Figure contents as structured data:

|---|

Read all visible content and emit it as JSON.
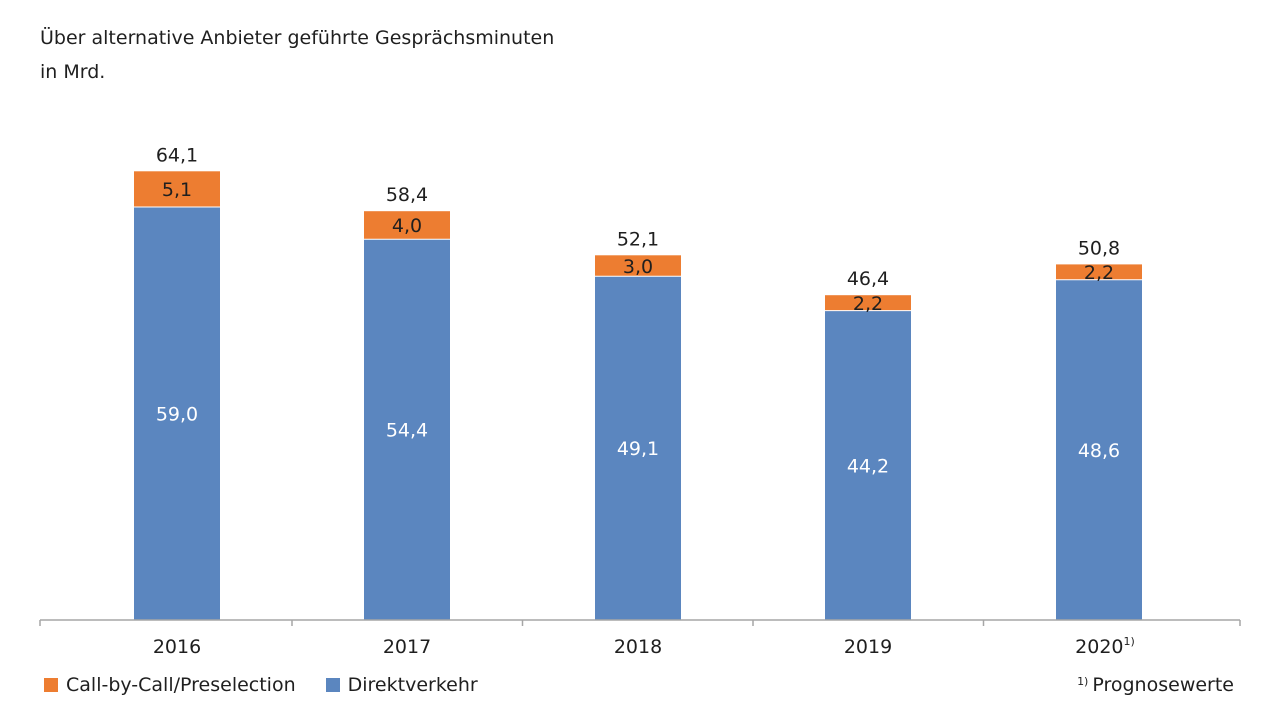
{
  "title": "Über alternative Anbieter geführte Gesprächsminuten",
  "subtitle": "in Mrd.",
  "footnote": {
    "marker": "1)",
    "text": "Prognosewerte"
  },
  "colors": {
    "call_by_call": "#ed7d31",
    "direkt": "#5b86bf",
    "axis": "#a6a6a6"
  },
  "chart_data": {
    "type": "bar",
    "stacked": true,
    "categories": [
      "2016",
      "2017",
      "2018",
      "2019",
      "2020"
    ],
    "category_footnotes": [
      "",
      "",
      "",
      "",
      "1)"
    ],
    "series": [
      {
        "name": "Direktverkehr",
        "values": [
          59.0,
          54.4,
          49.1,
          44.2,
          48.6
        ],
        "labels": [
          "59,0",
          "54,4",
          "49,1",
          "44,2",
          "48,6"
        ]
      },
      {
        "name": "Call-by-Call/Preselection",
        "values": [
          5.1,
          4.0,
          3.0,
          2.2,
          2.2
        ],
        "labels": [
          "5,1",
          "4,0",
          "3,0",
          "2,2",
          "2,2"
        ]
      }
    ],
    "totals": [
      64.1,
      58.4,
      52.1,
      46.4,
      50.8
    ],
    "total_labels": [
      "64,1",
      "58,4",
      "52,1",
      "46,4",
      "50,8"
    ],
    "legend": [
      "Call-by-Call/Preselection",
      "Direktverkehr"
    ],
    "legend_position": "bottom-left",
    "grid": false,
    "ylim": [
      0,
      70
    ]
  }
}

|---|

* GOAL OF THE EXERCISE
Leave out the pictures and print each record exactly as it stands.

* TASK SOLUTION
Read all visible content and emit it as JSON.
{
  "title": "Über alternative Anbieter geführte Gesprächsminuten",
  "subtitle": "in Mrd.",
  "footnote": {
    "marker": "1)",
    "text": "Prognosewerte"
  },
  "colors": {
    "call_by_call": "#ed7d31",
    "direkt": "#5b86bf",
    "axis": "#a6a6a6"
  },
  "chart_data": {
    "type": "bar",
    "stacked": true,
    "categories": [
      "2016",
      "2017",
      "2018",
      "2019",
      "2020"
    ],
    "category_footnotes": [
      "",
      "",
      "",
      "",
      "1)"
    ],
    "series": [
      {
        "name": "Direktverkehr",
        "values": [
          59.0,
          54.4,
          49.1,
          44.2,
          48.6
        ],
        "labels": [
          "59,0",
          "54,4",
          "49,1",
          "44,2",
          "48,6"
        ]
      },
      {
        "name": "Call-by-Call/Preselection",
        "values": [
          5.1,
          4.0,
          3.0,
          2.2,
          2.2
        ],
        "labels": [
          "5,1",
          "4,0",
          "3,0",
          "2,2",
          "2,2"
        ]
      }
    ],
    "totals": [
      64.1,
      58.4,
      52.1,
      46.4,
      50.8
    ],
    "total_labels": [
      "64,1",
      "58,4",
      "52,1",
      "46,4",
      "50,8"
    ],
    "legend": [
      "Call-by-Call/Preselection",
      "Direktverkehr"
    ],
    "legend_position": "bottom-left",
    "grid": false,
    "ylim": [
      0,
      70
    ]
  }
}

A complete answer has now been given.